* Stated problem
Check each line of the entries below for the string "Directora" and state how many lines have it, with no other text.

....

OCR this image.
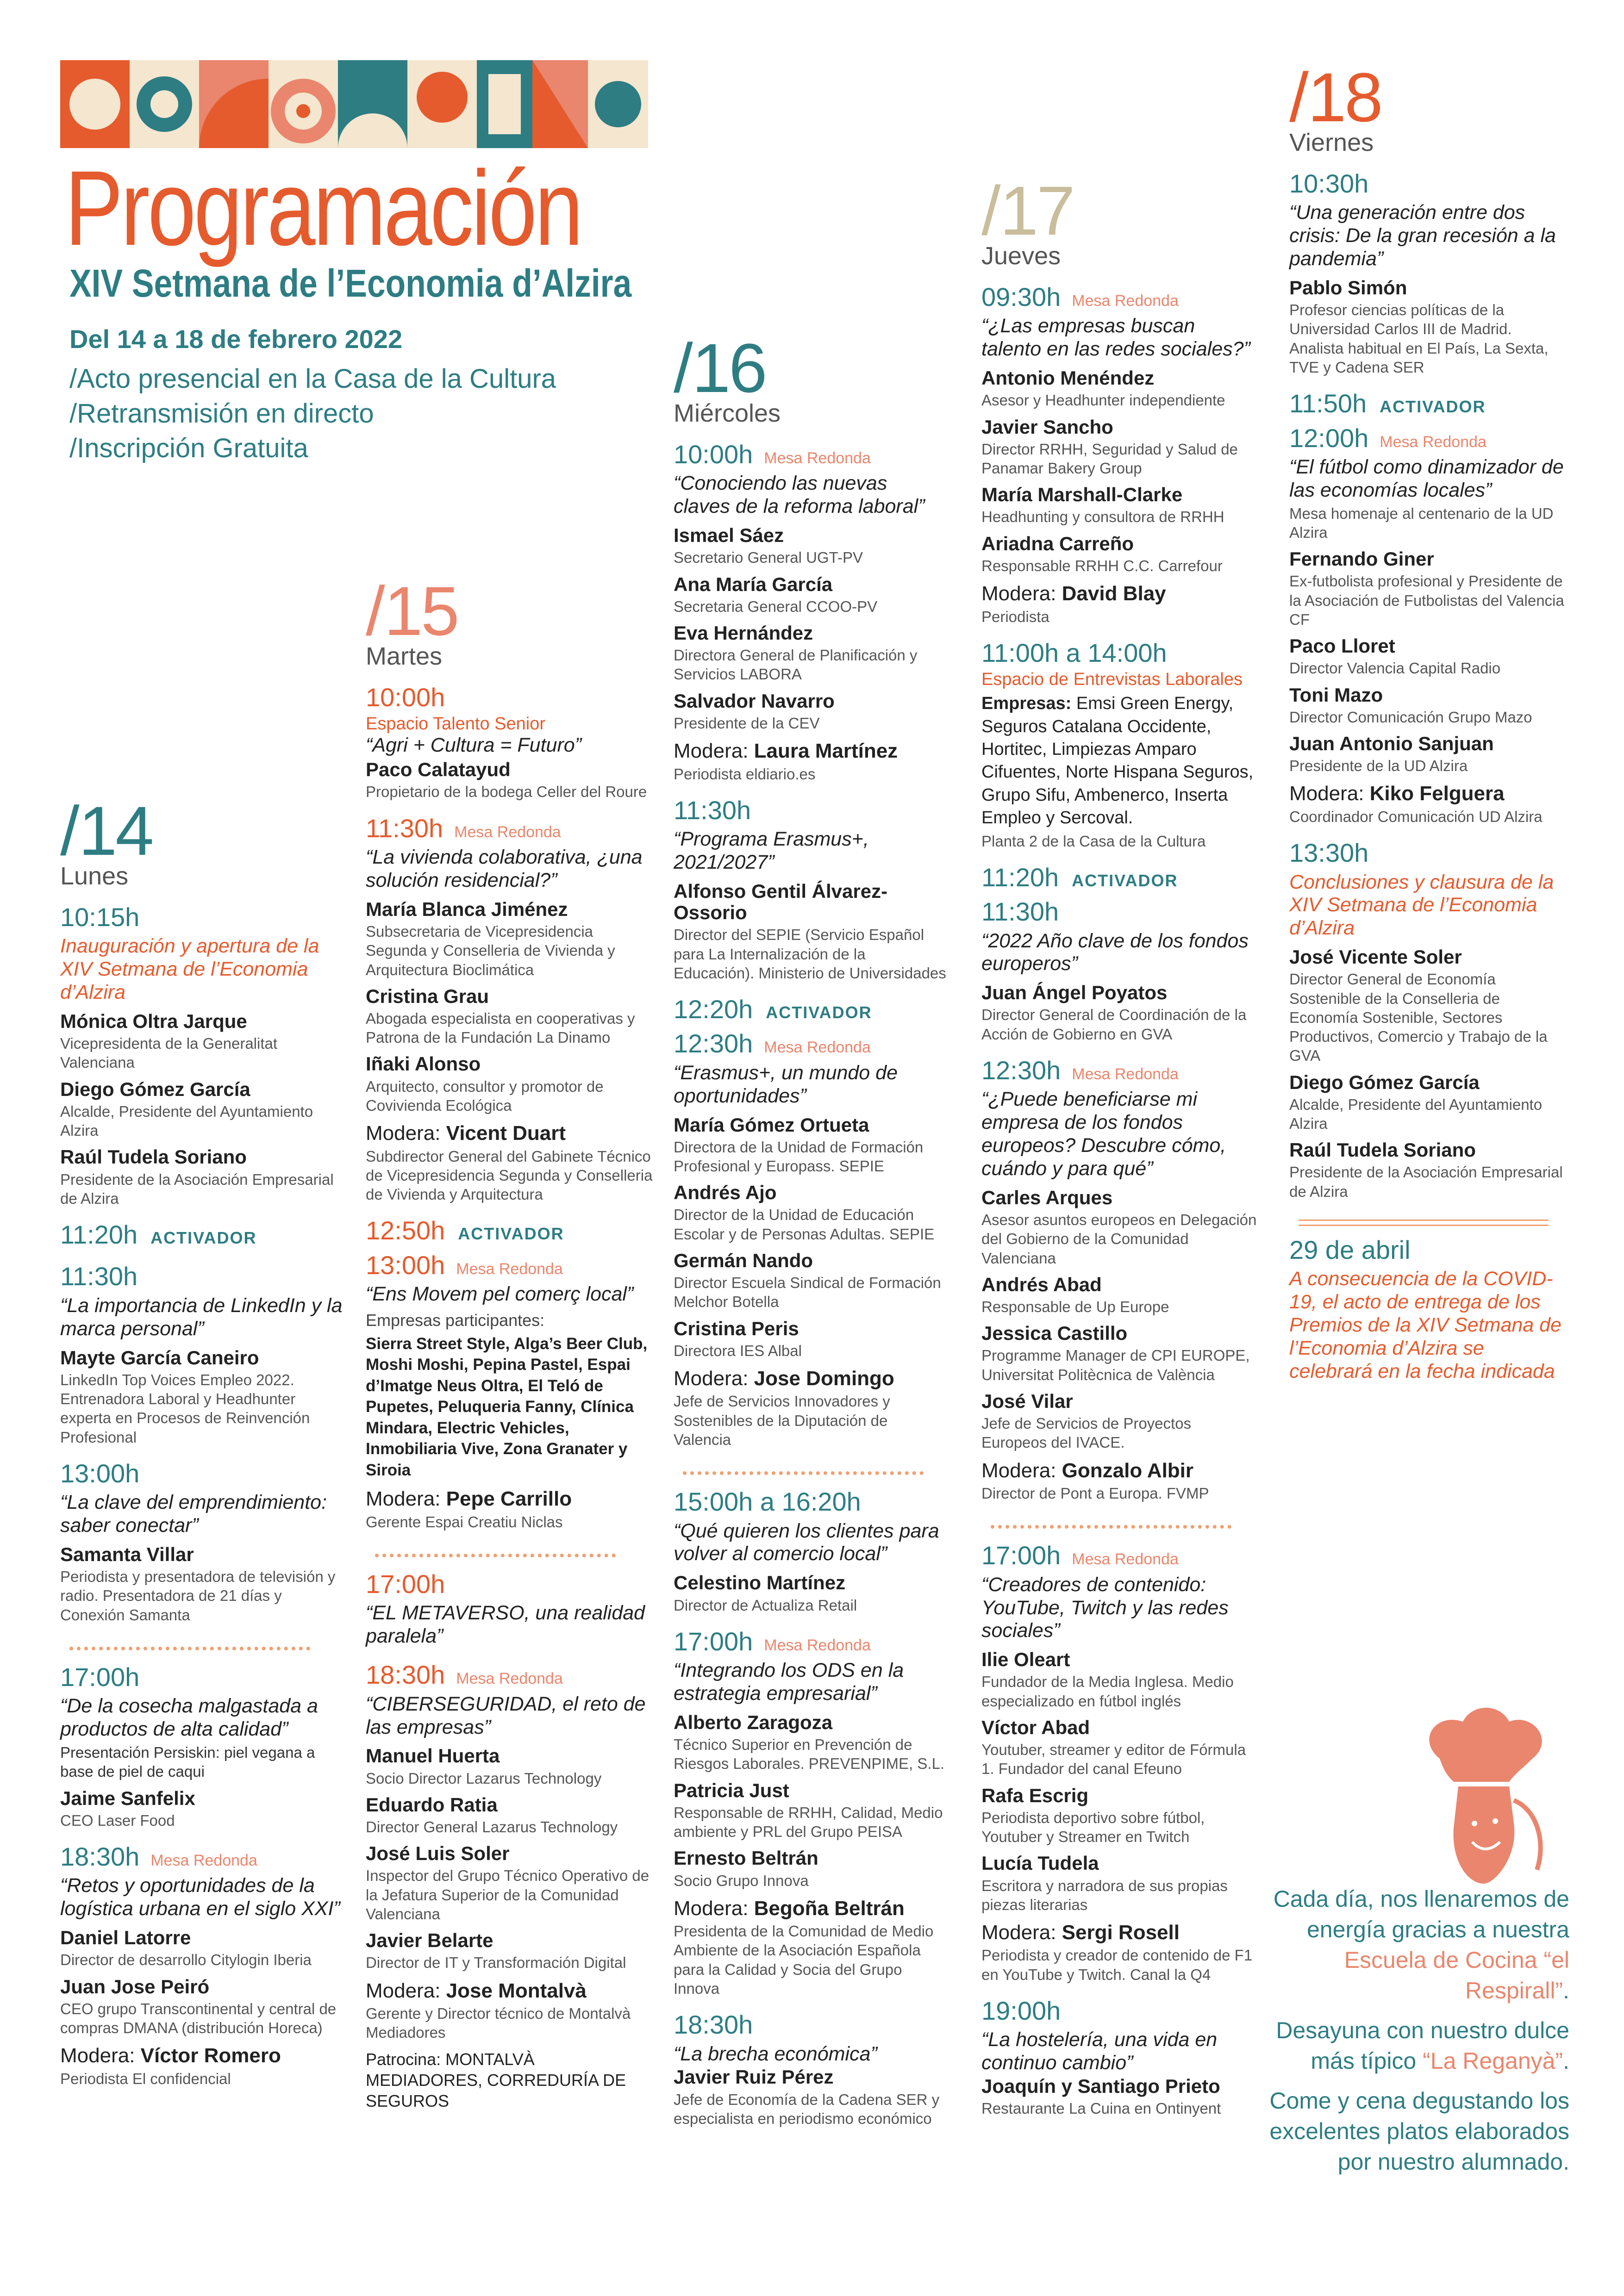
Programación
XIV Setmana de l’Economia d’Alzira
Del 14 a 18 de febrero 2022
/Acto presencial en la Casa de la Cultura
/Retransmisión en directo
/Inscripción Gratuita
/ 14
Lunes
10:15h
Inauguración y apertura de la XIV Setmana de l’Economia d’Alzira
Mónica Oltra Jarque
Vicepresidenta de la Generalitat Valenciana
Diego Gómez García
Alcalde, Presidente del Ayuntamiento Alzira
Raúl Tudela Soriano
Presidente de la Asociación Empresarial de Alzira
11:20h ACTIVADOR
11:30h
“La importancia de LinkedIn y la marca personal”
Mayte García Caneiro
LinkedIn Top Voices Empleo 2022. Entrenadora Laboral y Headhunter experta en Procesos de Reinvención Profesional
13:00h
“La clave del emprendimiento: saber conectar”
Samanta Villar
Periodista y presentadora de televisión y radio. Presentadora de 21 días y Conexión Samanta
17:00h
“De la cosecha malgastada a productos de alta calidad”
Presentación Persiskin: piel vegana a base de piel de caqui
Jaime Sanfelix
CEO Laser Food
18:30h Mesa Redonda
“Retos y oportunidades de la logística urbana en el siglo XXI”
Daniel Latorre
Director de desarrollo Citylogin Iberia
Juan Jose Peiró
CEO grupo Transcontinental y central de compras DMANA (distribución Horeca)
Modera: Víctor Romero
Periodista El confidencial
/ 15
Martes
10:00h
Espacio Talento Senior
“Agri + Cultura = Futuro”
Paco Calatayud
Propietario de la bodega Celler del Roure
11:30h Mesa Redonda
“La vivienda colaborativa, ¿una solución residencial?”
María Blanca Jiménez
Subsecretaria de Vicepresidencia Segunda y Conselleria de Vivienda y Arquitectura Bioclimática
Cristina Grau
Abogada especialista en cooperativas y Patrona de la Fundación La Dinamo
Iñaki Alonso
Arquitecto, consultor y promotor de Covivienda Ecológica
Modera: Vicent Duart
Subdirector General del Gabinete Técnico de Vicepresidencia Segunda y Conselleria de Vivienda y Arquitectura
12:50h ACTIVADOR
13:00h Mesa Redonda
“Ens Movem pel comerç local”
Empresas participantes:
Sierra Street Style, Alga’s Beer Club, Moshi Moshi, Pepina Pastel, Espai d’Imatge Neus Oltra, El Teló de Pupetes, Peluqueria Fanny, Clínica Mindara, Electric Vehicles, Inmobiliaria Vive, Zona Granater y Siroia
Modera: Pepe Carrillo
Gerente Espai Creatiu Niclas
17:00h
“EL METAVERSO, una realidad paralela”
18:30h Mesa Redonda
“CIBERSEGURIDAD, el reto de las empresas”
Manuel Huerta
Socio Director Lazarus Technology
Eduardo Ratia
Director General Lazarus Technology
José Luis Soler
Inspector del Grupo Técnico Operativo de la Jefatura Superior de la Comunidad Valenciana
Javier Belarte
Director de IT y Transformación Digital
Modera: Jose Montalvà
Gerente y Director técnico de Montalvà Mediadores
Patrocina: MONTALVÀ MEDIADORES, CORREDURÍA DE SEGUROS
/ 16
Miércoles
10:00h Mesa Redonda
“Conociendo las nuevas claves de la reforma laboral”
Ismael Sáez
Secretario General UGT-PV
Ana María García
Secretaria General CCOO-PV
Eva Hernández
Directora General de Planificación y Servicios LABORA
Salvador Navarro
Presidente de la CEV
Modera: Laura Martínez
Periodista eldiario.es
11:30h
“Programa Erasmus+, 2021/2027”
Alfonso Gentil Álvarez-Ossorio
Director del SEPIE (Servicio Español para La Internalización de la Educación). Ministerio de Universidades
12:20h ACTIVADOR
12:30h Mesa Redonda
“Erasmus+, un mundo de oportunidades”
María Gómez Ortueta
Directora de la Unidad de Formación Profesional y Europass. SEPIE
Andrés Ajo
Director de la Unidad de Educación Escolar y de Personas Adultas. SEPIE
Germán Nando
Director Escuela Sindical de Formación Melchor Botella
Cristina Peris
Directora IES Albal
Modera: Jose Domingo
Jefe de Servicios Innovadores y Sostenibles de la Diputación de Valencia
15:00h a 16:20h
“Qué quieren los clientes para volver al comercio local”
Celestino Martínez
Director de Actualiza Retail
17:00h Mesa Redonda
“Integrando los ODS en la estrategia empresarial”
Alberto Zaragoza
Técnico Superior en Prevención de Riesgos Laborales. PREVENPIME, S.L.
Patricia Just
Responsable de RRHH, Calidad, Medio ambiente y PRL del Grupo PEISA
Ernesto Beltrán
Socio Grupo Innova
Modera: Begoña Beltrán
Presidenta de la Comunidad de Medio Ambiente de la Asociación Española para la Calidad y Socia del Grupo Innova
18:30h
“La brecha económica”
Javier Ruiz Pérez
Jefe de Economía de la Cadena SER y especialista en periodismo económico
/ 17
Jueves
09:30h Mesa Redonda
“¿Las empresas buscan talento en las redes sociales?”
Antonio Menéndez
Asesor y Headhunter independiente
Javier Sancho
Director RRHH, Seguridad y Salud de Panamar Bakery Group
María Marshall-Clarke
Headhunting y consultora de RRHH
Ariadna Carreño
Responsable RRHH C.C. Carrefour
Modera: David Blay
Periodista
11:00h a 14:00h
Espacio de Entrevistas Laborales
Empresas: Emsi Green Energy, Seguros Catalana Occidente, Hortitec, Limpiezas Amparo Cifuentes, Norte Hispana Seguros, Grupo Sifu, Ambenerco, Inserta Empleo y Sercoval.
Planta 2 de la Casa de la Cultura
11:20h ACTIVADOR
11:30h
“2022 Año clave de los fondos europeros”
Juan Ángel Poyatos
Director General de Coordinación de la Acción de Gobierno en GVA
12:30h Mesa Redonda
“¿Puede beneficiarse mi empresa de los fondos europeos? Descubre cómo, cuándo y para qué”
Carles Arques
Asesor asuntos europeos en Delegación del Gobierno de la Comunidad Valenciana
Andrés Abad
Responsable de Up Europe
Jessica Castillo
Programme Manager de CPI EUROPE, Universitat Politècnica de València
José Vilar
Jefe de Servicios de Proyectos Europeos del IVACE.
Modera: Gonzalo Albir
Director de Pont a Europa. FVMP
17:00h Mesa Redonda
“Creadores de contenido: YouTube, Twitch y las redes sociales”
Ilie Oleart
Fundador de la Media Inglesa. Medio especializado en fútbol inglés
Víctor Abad
Youtuber, streamer y editor de Fórmula 1. Fundador del canal Efeuno
Rafa Escrig
Periodista deportivo sobre fútbol, Youtuber y Streamer en Twitch
Lucía Tudela
Escritora y narradora de sus propias piezas literarias
Modera: Sergi Rosell
Periodista y creador de contenido de F1 en YouTube y Twitch. Canal la Q4
19:00h
“La hostelería, una vida en continuo cambio”
Joaquín y Santiago Prieto
Restaurante La Cuina en Ontinyent
/ 18
Viernes
10:30h
“Una generación entre dos crisis: De la gran recesión a la pandemia”
Pablo Simón
Profesor ciencias políticas de la Universidad Carlos III de Madrid. Analista habitual en El País, La Sexta, TVE y Cadena SER
11:50h ACTIVADOR
12:00h Mesa Redonda
“El fútbol como dinamizador de las economías locales”
Mesa homenaje al centenario de la UD Alzira
Fernando Giner
Ex-futbolista profesional y Presidente de la Asociación de Futbolistas del Valencia CF
Paco Lloret
Director Valencia Capital Radio
Toni Mazo
Director Comunicación Grupo Mazo
Juan Antonio Sanjuan
Presidente de la UD Alzira
Modera: Kiko Felguera
Coordinador Comunicación UD Alzira
13:30h
Conclusiones y clausura de la XIV Setmana de l’Economia d’Alzira
José Vicente Soler
Director General de Economía Sostenible de la Conselleria de Economía Sostenible, Sectores Productivos, Comercio y Trabajo de la GVA
Diego Gómez García
Alcalde, Presidente del Ayuntamiento Alzira
Raúl Tudela Soriano
Presidente de la Asociación Empresarial de Alzira
29 de abril
A consecuencia de la COVID-19, el acto de entrega de los Premios de la XIV Setmana de l’Economia d’Alzira se celebrará en la fecha indicada
Cada día, nos llenaremos de energía gracias a nuestra Escuela de Cocina “el Respirall”.
Desayuna con nuestro dulce más típico “La Reganyà”.
Come y cena degustando los excelentes platos elaborados por nuestro alumnado.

....

* In response
3